-- Start of Excerpted records --

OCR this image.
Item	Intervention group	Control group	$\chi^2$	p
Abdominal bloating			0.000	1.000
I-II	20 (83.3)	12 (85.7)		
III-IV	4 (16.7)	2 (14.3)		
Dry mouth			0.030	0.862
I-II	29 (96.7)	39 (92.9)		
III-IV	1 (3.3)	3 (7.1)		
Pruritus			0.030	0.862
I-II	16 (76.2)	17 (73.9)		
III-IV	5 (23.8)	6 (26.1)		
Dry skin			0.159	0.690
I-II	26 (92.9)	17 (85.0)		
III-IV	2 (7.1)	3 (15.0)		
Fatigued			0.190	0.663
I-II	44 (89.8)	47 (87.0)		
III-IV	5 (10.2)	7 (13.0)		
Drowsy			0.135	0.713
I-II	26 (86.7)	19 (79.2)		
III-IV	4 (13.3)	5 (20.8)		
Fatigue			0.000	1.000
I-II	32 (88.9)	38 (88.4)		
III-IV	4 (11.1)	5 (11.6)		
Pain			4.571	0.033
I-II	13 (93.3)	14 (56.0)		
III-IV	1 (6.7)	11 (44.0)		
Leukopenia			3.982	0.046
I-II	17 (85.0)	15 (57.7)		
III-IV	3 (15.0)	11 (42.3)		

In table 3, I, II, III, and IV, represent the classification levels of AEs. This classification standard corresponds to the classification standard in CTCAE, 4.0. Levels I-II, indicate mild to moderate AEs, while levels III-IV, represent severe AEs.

-- End of Excerpted records --

# Given instruction:
Exactly reproduce every line of the data above.

# Final result:
OCR this image.
Item	Intervention group	Control group	$\chi^2$	p
Abdominal bloating			0.000	1.000
I-II	20 (83.3)	12 (85.7)		
III-IV	4 (16.7)	2 (14.3)		
Dry mouth			0.030	0.862
I-II	29 (96.7)	39 (92.9)		
III-IV	1 (3.3)	3 (7.1)		
Pruritus			0.030	0.862
I-II	16 (76.2)	17 (73.9)		
III-IV	5 (23.8)	6 (26.1)		
Dry skin			0.159	0.690
I-II	26 (92.9)	17 (85.0)		
III-IV	2 (7.1)	3 (15.0)		
Fatigued			0.190	0.663
I-II	44 (89.8)	47 (87.0)		
III-IV	5 (10.2)	7 (13.0)		
Drowsy			0.135	0.713
I-II	26 (86.7)	19 (79.2)		
III-IV	4 (13.3)	5 (20.8)		
Fatigue			0.000	1.000
I-II	32 (88.9)	38 (88.4)		
III-IV	4 (11.1)	5 (11.6)		
Pain			4.571	0.033
I-II	13 (93.3)	14 (56.0)		
III-IV	1 (6.7)	11 (44.0)		
Leukopenia			3.982	0.046
I-II	17 (85.0)	15 (57.7)		
III-IV	3 (15.0)	11 (42.3)		

In table 3, I, II, III, and IV, represent the classification levels of AEs. This classification standard corresponds to the classification standard in CTCAE, 4.0. Levels I-II, indicate mild to moderate AEs, while levels III-IV, represent severe AEs.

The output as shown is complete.